[Saved data entries]
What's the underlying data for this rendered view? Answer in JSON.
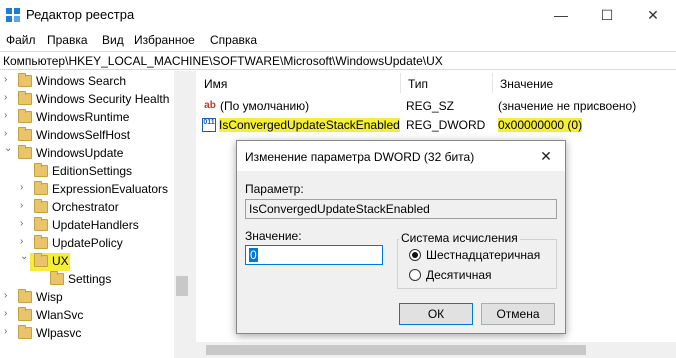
{
  "window": {
    "title": "Редактор реестра",
    "min_glyph": "—",
    "max_glyph": "☐",
    "close_glyph": "✕"
  },
  "menu": {
    "items": [
      "Файл",
      "Правка",
      "Вид",
      "Избранное",
      "Справка"
    ]
  },
  "address": {
    "path": "Компьютер\\HKEY_LOCAL_MACHINE\\SOFTWARE\\Microsoft\\WindowsUpdate\\UX"
  },
  "tree": {
    "items": [
      {
        "label": "Windows Search",
        "expander": "›"
      },
      {
        "label": "Windows Security Health",
        "expander": "›"
      },
      {
        "label": "WindowsRuntime",
        "expander": "›"
      },
      {
        "label": "WindowsSelfHost",
        "expander": "›"
      },
      {
        "label": "WindowsUpdate",
        "expander": "⌄"
      },
      {
        "label": "EditionSettings",
        "expander": ""
      },
      {
        "label": "ExpressionEvaluators",
        "expander": "›"
      },
      {
        "label": "Orchestrator",
        "expander": "›"
      },
      {
        "label": "UpdateHandlers",
        "expander": "›"
      },
      {
        "label": "UpdatePolicy",
        "expander": "›"
      },
      {
        "label": "UX",
        "expander": "⌄"
      },
      {
        "label": "Settings",
        "expander": ""
      },
      {
        "label": "Wisp",
        "expander": "›"
      },
      {
        "label": "WlanSvc",
        "expander": "›"
      },
      {
        "label": "Wlpasvc",
        "expander": "›"
      }
    ]
  },
  "values": {
    "headers": {
      "name": "Имя",
      "type": "Тип",
      "data": "Значение"
    },
    "rows": [
      {
        "icon": "ab",
        "name": "(По умолчанию)",
        "type": "REG_SZ",
        "data": "(значение не присвоено)"
      },
      {
        "icon": "011",
        "name": "IsConvergedUpdateStackEnabled",
        "type": "REG_DWORD",
        "data": "0x00000000 (0)"
      }
    ]
  },
  "dialog": {
    "title": "Изменение параметра DWORD (32 бита)",
    "close_glyph": "✕",
    "param_label": "Параметр:",
    "param_value": "IsConvergedUpdateStackEnabled",
    "value_label": "Значение:",
    "value": "0",
    "base_label": "Система исчисления",
    "radio_hex": "Шестнадцатеричная",
    "radio_dec": "Десятичная",
    "ok": "ОК",
    "cancel": "Отмена"
  },
  "colors": {
    "highlight": "#f4ee3a",
    "accent": "#0078d7",
    "folder": "#e9c46a"
  }
}
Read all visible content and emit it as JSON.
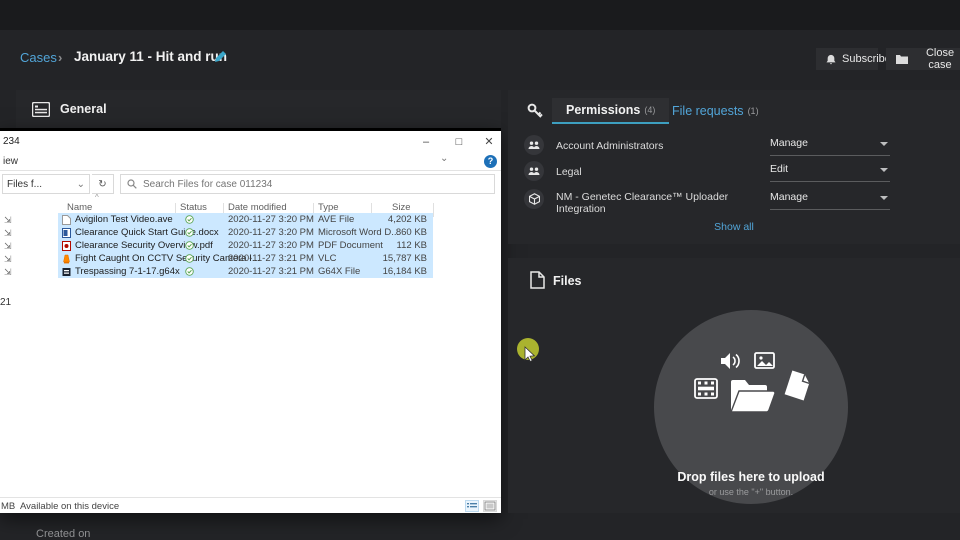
{
  "breadcrumb": {
    "cases": "Cases",
    "separator": "›",
    "title": "January 11 - Hit and run"
  },
  "actions": {
    "subscribe": "Subscribe",
    "close_case": "Close case"
  },
  "general": {
    "label": "General"
  },
  "explorer": {
    "title_remnant": "234",
    "menu_remnant": "iew",
    "window_controls": {
      "minimize": "–",
      "maximize": "□",
      "close": "✕"
    },
    "ribbon_chevron": "⌄",
    "help_glyph": "?",
    "address_remnant": "Files f...",
    "address_chevron": "⌄",
    "refresh_glyph": "↻",
    "search_placeholder": "Search Files for case 011234",
    "sort_glyph": "^",
    "columns": {
      "name": "Name",
      "status": "Status",
      "date": "Date modified",
      "type": "Type",
      "size": "Size"
    },
    "files": [
      {
        "name": "Avigilon Test Video.ave",
        "date": "2020-11-27 3:20 PM",
        "type": "AVE File",
        "size": "4,202 KB"
      },
      {
        "name": "Clearance Quick Start Guide.docx",
        "date": "2020-11-27 3:20 PM",
        "type": "Microsoft Word D...",
        "size": "860 KB"
      },
      {
        "name": "Clearance Security Overview.pdf",
        "date": "2020-11-27 3:20 PM",
        "type": "PDF Document",
        "size": "112 KB"
      },
      {
        "name": "Fight Caught On CCTV Security Camera I...",
        "date": "2020-11-27 3:21 PM",
        "type": "VLC",
        "size": "15,787 KB"
      },
      {
        "name": "Trespassing 7-1-17.g64x",
        "date": "2020-11-27 3:21 PM",
        "type": "G64X File",
        "size": "16,184 KB"
      }
    ],
    "left_rail_remnant": "21",
    "status_left_remnant": "MB",
    "status_text": "Available on this device"
  },
  "permissions": {
    "tab_permissions": "Permissions",
    "tab_permissions_count": "(4)",
    "tab_file_requests": "File requests",
    "tab_file_requests_count": "(1)",
    "rows": [
      {
        "name": "Account Administrators",
        "level": "Manage"
      },
      {
        "name": "Legal",
        "level": "Edit"
      },
      {
        "name": "NM - Genetec Clearance™ Uploader Integration",
        "level": "Manage"
      }
    ],
    "show_all": "Show all"
  },
  "files_section": {
    "title": "Files",
    "drop_title": "Drop files here to upload",
    "drop_subtitle": "or use the \"+\" button."
  },
  "footer": {
    "created_on": "Created on"
  },
  "colors": {
    "accent_blue": "#52a5d8",
    "tab_underline": "#3d9fc0",
    "selection": "#cce8ff",
    "check_green": "#5aa552",
    "highlight": "#aab32f"
  }
}
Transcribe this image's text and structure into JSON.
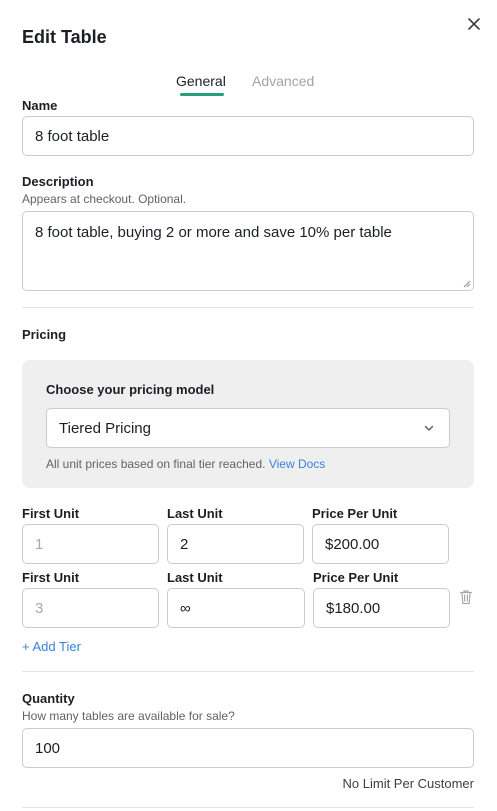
{
  "dialog": {
    "title": "Edit Table"
  },
  "tabs": [
    {
      "label": "General",
      "active": true
    },
    {
      "label": "Advanced",
      "active": false
    }
  ],
  "name": {
    "label": "Name",
    "value": "8 foot table"
  },
  "description": {
    "label": "Description",
    "hint": "Appears at checkout. Optional.",
    "value": "8 foot table, buying 2 or more and save 10% per table"
  },
  "pricing": {
    "heading": "Pricing",
    "model_label": "Choose your pricing model",
    "model_value": "Tiered Pricing",
    "note": "All unit prices based on final tier reached.",
    "docs_link": "View Docs",
    "tiers": [
      {
        "first_label": "First Unit",
        "first_value": "1",
        "last_label": "Last Unit",
        "last_value": "2",
        "price_label": "Price Per Unit",
        "price_value": "$200.00"
      },
      {
        "first_label": "First Unit",
        "first_value": "3",
        "last_label": "Last Unit",
        "last_value": "∞",
        "price_label": "Price Per Unit",
        "price_value": "$180.00"
      }
    ],
    "add_tier": "+ Add Tier"
  },
  "quantity": {
    "label": "Quantity",
    "hint": "How many tables are available for sale?",
    "value": "100",
    "limit_text": "No Limit Per Customer"
  },
  "colors": {
    "accent": "#2a9d7b",
    "link": "#3a83d8",
    "panel": "#efefef"
  }
}
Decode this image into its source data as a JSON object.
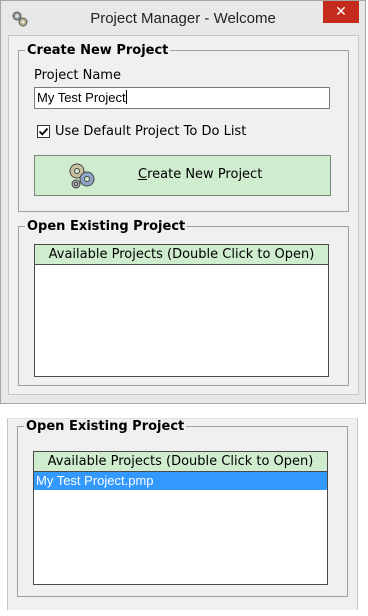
{
  "window": {
    "title": "Project Manager - Welcome",
    "close_glyph": "✕",
    "app_icon": "gears-icon"
  },
  "create_group": {
    "legend": "Create New Project",
    "project_name_label": "Project Name",
    "project_name_value": "My Test Project",
    "checkbox_checked": true,
    "checkbox_label": "Use Default Project To Do List",
    "button_label_first": "C",
    "button_label_rest": "reate New Project",
    "button_icon": "gears-icon"
  },
  "open_group": {
    "legend": "Open Existing Project",
    "list_header": "Available Projects (Double Click to Open)",
    "items": []
  },
  "open_group_2": {
    "legend": "Open Existing Project",
    "list_header": "Available Projects (Double Click to Open)",
    "items": [
      "My Test Project.pmp"
    ],
    "selected_index": 0
  },
  "colors": {
    "green_header": "#cfeccf",
    "selection": "#3399ff",
    "close_red": "#c42b1c"
  }
}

Directions for this task –
Copy the data word for word. Pictures do not go in the copy.

Answer for this exercise –
What's the underlying data for this rendered view? Answer in JSON.
{
  "window": {
    "title": "Редактор реестра",
    "min_glyph": "—",
    "max_glyph": "☐",
    "close_glyph": "✕"
  },
  "menu": {
    "items": [
      "Файл",
      "Правка",
      "Вид",
      "Избранное",
      "Справка"
    ]
  },
  "address": {
    "path": "Компьютер\\HKEY_LOCAL_MACHINE\\SOFTWARE\\Microsoft\\WindowsUpdate\\UX"
  },
  "tree": {
    "items": [
      {
        "label": "Windows Search",
        "expander": "›"
      },
      {
        "label": "Windows Security Health",
        "expander": "›"
      },
      {
        "label": "WindowsRuntime",
        "expander": "›"
      },
      {
        "label": "WindowsSelfHost",
        "expander": "›"
      },
      {
        "label": "WindowsUpdate",
        "expander": "⌄"
      },
      {
        "label": "EditionSettings",
        "expander": ""
      },
      {
        "label": "ExpressionEvaluators",
        "expander": "›"
      },
      {
        "label": "Orchestrator",
        "expander": "›"
      },
      {
        "label": "UpdateHandlers",
        "expander": "›"
      },
      {
        "label": "UpdatePolicy",
        "expander": "›"
      },
      {
        "label": "UX",
        "expander": "⌄"
      },
      {
        "label": "Settings",
        "expander": ""
      },
      {
        "label": "Wisp",
        "expander": "›"
      },
      {
        "label": "WlanSvc",
        "expander": "›"
      },
      {
        "label": "Wlpasvc",
        "expander": "›"
      }
    ]
  },
  "values": {
    "headers": {
      "name": "Имя",
      "type": "Тип",
      "data": "Значение"
    },
    "rows": [
      {
        "icon": "ab",
        "name": "(По умолчанию)",
        "type": "REG_SZ",
        "data": "(значение не присвоено)"
      },
      {
        "icon": "011",
        "name": "IsConvergedUpdateStackEnabled",
        "type": "REG_DWORD",
        "data": "0x00000000 (0)"
      }
    ]
  },
  "dialog": {
    "title": "Изменение параметра DWORD (32 бита)",
    "close_glyph": "✕",
    "param_label": "Параметр:",
    "param_value": "IsConvergedUpdateStackEnabled",
    "value_label": "Значение:",
    "value": "0",
    "base_label": "Система исчисления",
    "radio_hex": "Шестнадцатеричная",
    "radio_dec": "Десятичная",
    "ok": "ОК",
    "cancel": "Отмена"
  },
  "colors": {
    "highlight": "#f4ee3a",
    "accent": "#0078d7",
    "folder": "#e9c46a"
  }
}
Read all visible content and emit it as JSON.
{
  "breadcrumb": {
    "cases": "Cases",
    "separator": "›",
    "title": "January 11 - Hit and run"
  },
  "actions": {
    "subscribe": "Subscribe",
    "close_case": "Close case"
  },
  "general": {
    "label": "General"
  },
  "explorer": {
    "title_remnant": "234",
    "menu_remnant": "iew",
    "window_controls": {
      "minimize": "–",
      "maximize": "□",
      "close": "✕"
    },
    "ribbon_chevron": "⌄",
    "help_glyph": "?",
    "address_remnant": "Files f...",
    "address_chevron": "⌄",
    "refresh_glyph": "↻",
    "search_placeholder": "Search Files for case 011234",
    "sort_glyph": "^",
    "columns": {
      "name": "Name",
      "status": "Status",
      "date": "Date modified",
      "type": "Type",
      "size": "Size"
    },
    "files": [
      {
        "name": "Avigilon Test Video.ave",
        "date": "2020-11-27 3:20 PM",
        "type": "AVE File",
        "size": "4,202 KB"
      },
      {
        "name": "Clearance Quick Start Guide.docx",
        "date": "2020-11-27 3:20 PM",
        "type": "Microsoft Word D...",
        "size": "860 KB"
      },
      {
        "name": "Clearance Security Overview.pdf",
        "date": "2020-11-27 3:20 PM",
        "type": "PDF Document",
        "size": "112 KB"
      },
      {
        "name": "Fight Caught On CCTV Security Camera I...",
        "date": "2020-11-27 3:21 PM",
        "type": "VLC",
        "size": "15,787 KB"
      },
      {
        "name": "Trespassing 7-1-17.g64x",
        "date": "2020-11-27 3:21 PM",
        "type": "G64X File",
        "size": "16,184 KB"
      }
    ],
    "left_rail_remnant": "21",
    "status_left_remnant": "MB",
    "status_text": "Available on this device"
  },
  "permissions": {
    "tab_permissions": "Permissions",
    "tab_permissions_count": "(4)",
    "tab_file_requests": "File requests",
    "tab_file_requests_count": "(1)",
    "rows": [
      {
        "name": "Account Administrators",
        "level": "Manage"
      },
      {
        "name": "Legal",
        "level": "Edit"
      },
      {
        "name": "NM - Genetec Clearance™ Uploader Integration",
        "level": "Manage"
      }
    ],
    "show_all": "Show all"
  },
  "files_section": {
    "title": "Files",
    "drop_title": "Drop files here to upload",
    "drop_subtitle": "or use the \"+\" button."
  },
  "footer": {
    "created_on": "Created on"
  },
  "colors": {
    "accent_blue": "#52a5d8",
    "tab_underline": "#3d9fc0",
    "selection": "#cce8ff",
    "check_green": "#5aa552",
    "highlight": "#aab32f"
  }
}
Transcribe this image's text and structure into JSON.
{
  "dialog": {
    "title": "Edit Table"
  },
  "tabs": [
    {
      "label": "General",
      "active": true
    },
    {
      "label": "Advanced",
      "active": false
    }
  ],
  "name": {
    "label": "Name",
    "value": "8 foot table"
  },
  "description": {
    "label": "Description",
    "hint": "Appears at checkout. Optional.",
    "value": "8 foot table, buying 2 or more and save 10% per table"
  },
  "pricing": {
    "heading": "Pricing",
    "model_label": "Choose your pricing model",
    "model_value": "Tiered Pricing",
    "note": "All unit prices based on final tier reached.",
    "docs_link": "View Docs",
    "tiers": [
      {
        "first_label": "First Unit",
        "first_value": "1",
        "last_label": "Last Unit",
        "last_value": "2",
        "price_label": "Price Per Unit",
        "price_value": "$200.00"
      },
      {
        "first_label": "First Unit",
        "first_value": "3",
        "last_label": "Last Unit",
        "last_value": "∞",
        "price_label": "Price Per Unit",
        "price_value": "$180.00"
      }
    ],
    "add_tier": "+ Add Tier"
  },
  "quantity": {
    "label": "Quantity",
    "hint": "How many tables are available for sale?",
    "value": "100",
    "limit_text": "No Limit Per Customer"
  },
  "colors": {
    "accent": "#2a9d7b",
    "link": "#3a83d8",
    "panel": "#efefef"
  }
}
Decode this image into its source data as a JSON object.
{
  "window": {
    "title": "Project Manager - Welcome",
    "close_glyph": "✕",
    "app_icon": "gears-icon"
  },
  "create_group": {
    "legend": "Create New Project",
    "project_name_label": "Project Name",
    "project_name_value": "My Test Project",
    "checkbox_checked": true,
    "checkbox_label": "Use Default Project To Do List",
    "button_label_first": "C",
    "button_label_rest": "reate New Project",
    "button_icon": "gears-icon"
  },
  "open_group": {
    "legend": "Open Existing Project",
    "list_header": "Available Projects (Double Click to Open)",
    "items": []
  },
  "open_group_2": {
    "legend": "Open Existing Project",
    "list_header": "Available Projects (Double Click to Open)",
    "items": [
      "My Test Project.pmp"
    ],
    "selected_index": 0
  },
  "colors": {
    "green_header": "#cfeccf",
    "selection": "#3399ff",
    "close_red": "#c42b1c"
  }
}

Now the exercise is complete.